EXERCISE => Locate the lines that hold the string "формуле". Copy every such line.

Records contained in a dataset

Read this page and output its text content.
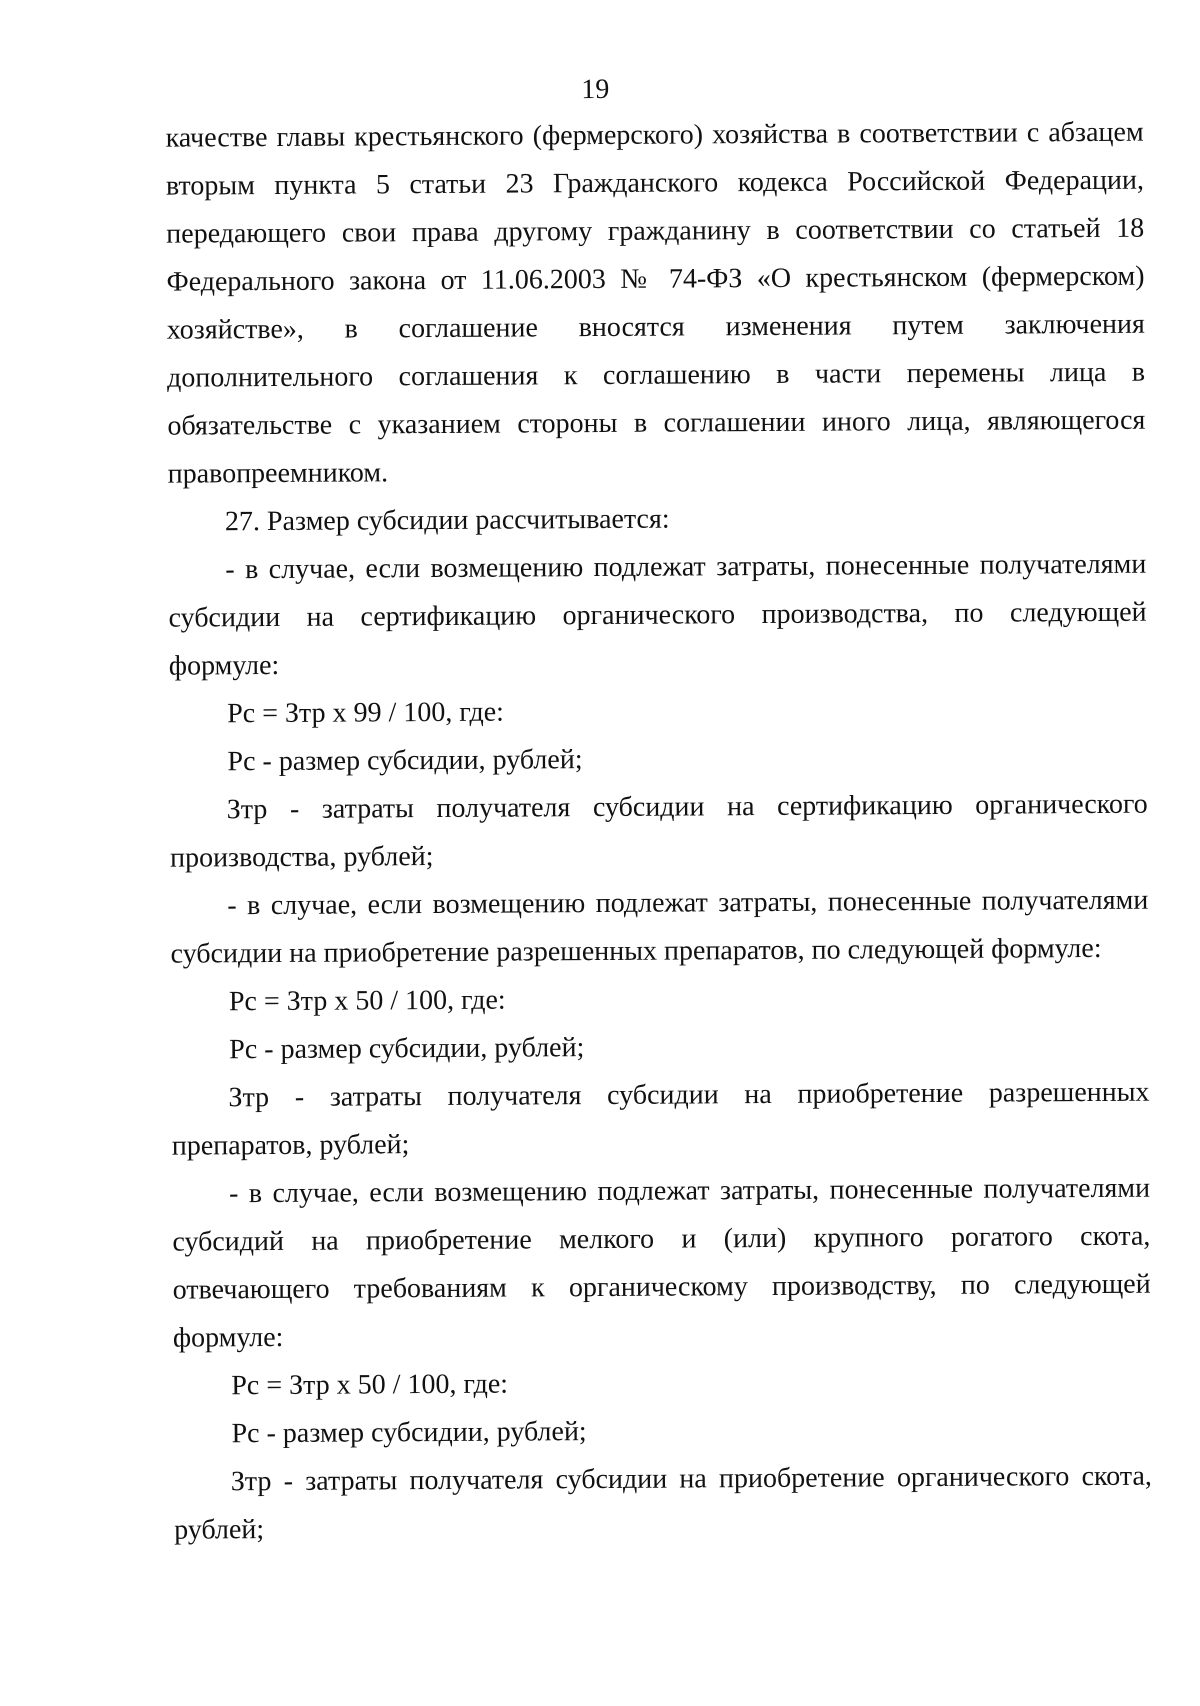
19

качестве главы крестьянского (фермерского) хозяйства в соответствии с абзацем вторым пункта 5 статьи 23 Гражданского кодекса Российской Федерации, передающего свои права другому гражданину в соответствии со статьей 18 Федерального закона от 11.06.2003 № 74-ФЗ «О крестьянском (фермерском) хозяйстве», в соглашение вносятся изменения путем заключения дополнительного соглашения к соглашению в части перемены лица в обязательстве с указанием стороны в соглашении иного лица, являющегося правопреемником.

27. Размер субсидии рассчитывается:

- в случае, если возмещению подлежат затраты, понесенные получателями субсидии на сертификацию органического производства, по следующей формуле:

Рс = Зтр х 99 / 100, где:

Рс - размер субсидии, рублей;

Зтр - затраты получателя субсидии на сертификацию органического производства, рублей;

- в случае, если возмещению подлежат затраты, понесенные получателями субсидии на приобретение разрешенных препаратов, по следующей формуле:

Рс = Зтр х 50 / 100, где:

Рс - размер субсидии, рублей;

Зтр - затраты получателя субсидии на приобретение разрешенных препаратов, рублей;

- в случае, если возмещению подлежат затраты, понесенные получателями субсидий на приобретение мелкого и (или) крупного рогатого скота, отвечающего требованиям к органическому производству, по следующей формуле:

Рс = Зтр х 50 / 100, где:

Рс - размер субсидии, рублей;

Зтр - затраты получателя субсидии на приобретение органического скота, рублей;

SOLUTION TO THIS TASK =>
- в случае, если возмещению подлежат затраты, понесенные получателями субсидии на сертификацию органического производства, по следующей формуле:
- в случае, если возмещению подлежат затраты, понесенные получателями субсидии на приобретение разрешенных препаратов, по следующей формуле:
- в случае, если возмещению подлежат затраты, понесенные получателями субсидий на приобретение мелкого и (или) крупного рогатого скота, отвечающего требованиям к органическому производству, по следующей формуле:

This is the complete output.